### Aim of the exercise:
Please reproduce every record, keeping each one exactly as written.

[Records contained in a dataset]
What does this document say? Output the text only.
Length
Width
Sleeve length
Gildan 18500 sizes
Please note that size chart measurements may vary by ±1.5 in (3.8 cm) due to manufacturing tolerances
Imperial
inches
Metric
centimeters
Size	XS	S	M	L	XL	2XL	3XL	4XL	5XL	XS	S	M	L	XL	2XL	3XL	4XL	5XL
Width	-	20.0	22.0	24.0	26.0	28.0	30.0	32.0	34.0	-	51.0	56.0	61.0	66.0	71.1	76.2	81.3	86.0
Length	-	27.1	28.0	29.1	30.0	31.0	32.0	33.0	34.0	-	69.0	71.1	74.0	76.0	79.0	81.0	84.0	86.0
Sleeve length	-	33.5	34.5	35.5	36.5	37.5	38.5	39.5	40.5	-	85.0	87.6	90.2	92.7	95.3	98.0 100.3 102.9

### The response:
What does this document say? Output the text only.
Length
Width
Sleeve length
Gildan 18500 sizes
Please note that size chart measurements may vary by ±1.5 in (3.8 cm) due to manufacturing tolerances
Imperial
inches
Metric
centimeters
Size	XS	S	M	L	XL	2XL	3XL	4XL	5XL	XS	S	M	L	XL	2XL	3XL	4XL	5XL
Width	-	20.0	22.0	24.0	26.0	28.0	30.0	32.0	34.0	-	51.0	56.0	61.0	66.0	71.1	76.2	81.3	86.0
Length	-	27.1	28.0	29.1	30.0	31.0	32.0	33.0	34.0	-	69.0	71.1	74.0	76.0	79.0	81.0	84.0	86.0
Sleeve length	-	33.5	34.5	35.5	36.5	37.5	38.5	39.5	40.5	-	85.0	87.6	90.2	92.7	95.3	98.0 100.3 102.9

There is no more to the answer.